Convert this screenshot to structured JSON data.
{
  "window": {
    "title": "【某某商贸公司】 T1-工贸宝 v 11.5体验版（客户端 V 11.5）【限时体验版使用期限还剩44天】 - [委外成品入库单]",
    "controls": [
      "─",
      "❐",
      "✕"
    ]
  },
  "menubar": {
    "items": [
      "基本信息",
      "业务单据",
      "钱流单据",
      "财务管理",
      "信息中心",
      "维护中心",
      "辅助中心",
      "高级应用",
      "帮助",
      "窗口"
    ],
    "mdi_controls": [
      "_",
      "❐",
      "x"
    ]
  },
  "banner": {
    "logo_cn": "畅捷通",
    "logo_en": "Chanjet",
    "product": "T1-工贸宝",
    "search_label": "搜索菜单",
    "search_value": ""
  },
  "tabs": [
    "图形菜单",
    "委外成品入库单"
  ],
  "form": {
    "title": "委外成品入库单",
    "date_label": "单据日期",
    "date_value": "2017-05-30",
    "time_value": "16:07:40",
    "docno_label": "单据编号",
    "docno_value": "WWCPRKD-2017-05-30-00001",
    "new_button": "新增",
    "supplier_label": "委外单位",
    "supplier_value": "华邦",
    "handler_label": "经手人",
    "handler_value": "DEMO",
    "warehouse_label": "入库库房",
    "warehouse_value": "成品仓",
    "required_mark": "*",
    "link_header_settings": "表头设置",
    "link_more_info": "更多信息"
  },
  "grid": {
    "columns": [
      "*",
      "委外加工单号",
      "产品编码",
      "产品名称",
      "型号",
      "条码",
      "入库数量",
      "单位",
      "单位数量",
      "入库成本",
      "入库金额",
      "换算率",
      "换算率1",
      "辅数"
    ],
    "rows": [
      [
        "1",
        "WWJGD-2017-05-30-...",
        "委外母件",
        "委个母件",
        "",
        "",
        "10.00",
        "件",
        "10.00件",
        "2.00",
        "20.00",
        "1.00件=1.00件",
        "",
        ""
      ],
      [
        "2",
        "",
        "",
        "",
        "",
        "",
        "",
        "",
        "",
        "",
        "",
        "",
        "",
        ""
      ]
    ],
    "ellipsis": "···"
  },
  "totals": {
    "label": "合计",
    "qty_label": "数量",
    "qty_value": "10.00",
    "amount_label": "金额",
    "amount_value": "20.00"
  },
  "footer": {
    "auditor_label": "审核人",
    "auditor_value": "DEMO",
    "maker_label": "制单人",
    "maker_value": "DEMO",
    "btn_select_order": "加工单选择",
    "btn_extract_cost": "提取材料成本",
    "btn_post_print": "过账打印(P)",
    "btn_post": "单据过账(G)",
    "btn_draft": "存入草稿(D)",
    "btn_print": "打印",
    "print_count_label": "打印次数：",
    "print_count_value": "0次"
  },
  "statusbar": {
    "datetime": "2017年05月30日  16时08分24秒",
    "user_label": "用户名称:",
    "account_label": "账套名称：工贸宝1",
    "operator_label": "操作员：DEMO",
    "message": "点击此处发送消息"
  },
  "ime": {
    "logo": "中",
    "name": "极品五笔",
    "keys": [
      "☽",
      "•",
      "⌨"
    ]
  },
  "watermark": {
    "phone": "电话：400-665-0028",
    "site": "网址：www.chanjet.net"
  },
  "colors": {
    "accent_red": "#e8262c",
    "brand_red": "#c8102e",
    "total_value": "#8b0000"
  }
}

**Aim of the task**
Print out every entry, keeping each one exact.

**Response below**
Convert this screenshot to structured JSON data.
{
  "window": {
    "title": "【某某商贸公司】 T1-工贸宝 v 11.5体验版（客户端 V 11.5）【限时体验版使用期限还剩44天】 - [委外成品入库单]",
    "controls": [
      "─",
      "❐",
      "✕"
    ]
  },
  "menubar": {
    "items": [
      "基本信息",
      "业务单据",
      "钱流单据",
      "财务管理",
      "信息中心",
      "维护中心",
      "辅助中心",
      "高级应用",
      "帮助",
      "窗口"
    ],
    "mdi_controls": [
      "_",
      "❐",
      "x"
    ]
  },
  "banner": {
    "logo_cn": "畅捷通",
    "logo_en": "Chanjet",
    "product": "T1-工贸宝",
    "search_label": "搜索菜单",
    "search_value": ""
  },
  "tabs": [
    "图形菜单",
    "委外成品入库单"
  ],
  "form": {
    "title": "委外成品入库单",
    "date_label": "单据日期",
    "date_value": "2017-05-30",
    "time_value": "16:07:40",
    "docno_label": "单据编号",
    "docno_value": "WWCPRKD-2017-05-30-00001",
    "new_button": "新增",
    "supplier_label": "委外单位",
    "supplier_value": "华邦",
    "handler_label": "经手人",
    "handler_value": "DEMO",
    "warehouse_label": "入库库房",
    "warehouse_value": "成品仓",
    "required_mark": "*",
    "link_header_settings": "表头设置",
    "link_more_info": "更多信息"
  },
  "grid": {
    "columns": [
      "*",
      "委外加工单号",
      "产品编码",
      "产品名称",
      "型号",
      "条码",
      "入库数量",
      "单位",
      "单位数量",
      "入库成本",
      "入库金额",
      "换算率",
      "换算率1",
      "辅数"
    ],
    "rows": [
      [
        "1",
        "WWJGD-2017-05-30-...",
        "委外母件",
        "委个母件",
        "",
        "",
        "10.00",
        "件",
        "10.00件",
        "2.00",
        "20.00",
        "1.00件=1.00件",
        "",
        ""
      ],
      [
        "2",
        "",
        "",
        "",
        "",
        "",
        "",
        "",
        "",
        "",
        "",
        "",
        "",
        ""
      ]
    ],
    "ellipsis": "···"
  },
  "totals": {
    "label": "合计",
    "qty_label": "数量",
    "qty_value": "10.00",
    "amount_label": "金额",
    "amount_value": "20.00"
  },
  "footer": {
    "auditor_label": "审核人",
    "auditor_value": "DEMO",
    "maker_label": "制单人",
    "maker_value": "DEMO",
    "btn_select_order": "加工单选择",
    "btn_extract_cost": "提取材料成本",
    "btn_post_print": "过账打印(P)",
    "btn_post": "单据过账(G)",
    "btn_draft": "存入草稿(D)",
    "btn_print": "打印",
    "print_count_label": "打印次数：",
    "print_count_value": "0次"
  },
  "statusbar": {
    "datetime": "2017年05月30日  16时08分24秒",
    "user_label": "用户名称:",
    "account_label": "账套名称：工贸宝1",
    "operator_label": "操作员：DEMO",
    "message": "点击此处发送消息"
  },
  "ime": {
    "logo": "中",
    "name": "极品五笔",
    "keys": [
      "☽",
      "•",
      "⌨"
    ]
  },
  "watermark": {
    "phone": "电话：400-665-0028",
    "site": "网址：www.chanjet.net"
  },
  "colors": {
    "accent_red": "#e8262c",
    "brand_red": "#c8102e",
    "total_value": "#8b0000"
  }
}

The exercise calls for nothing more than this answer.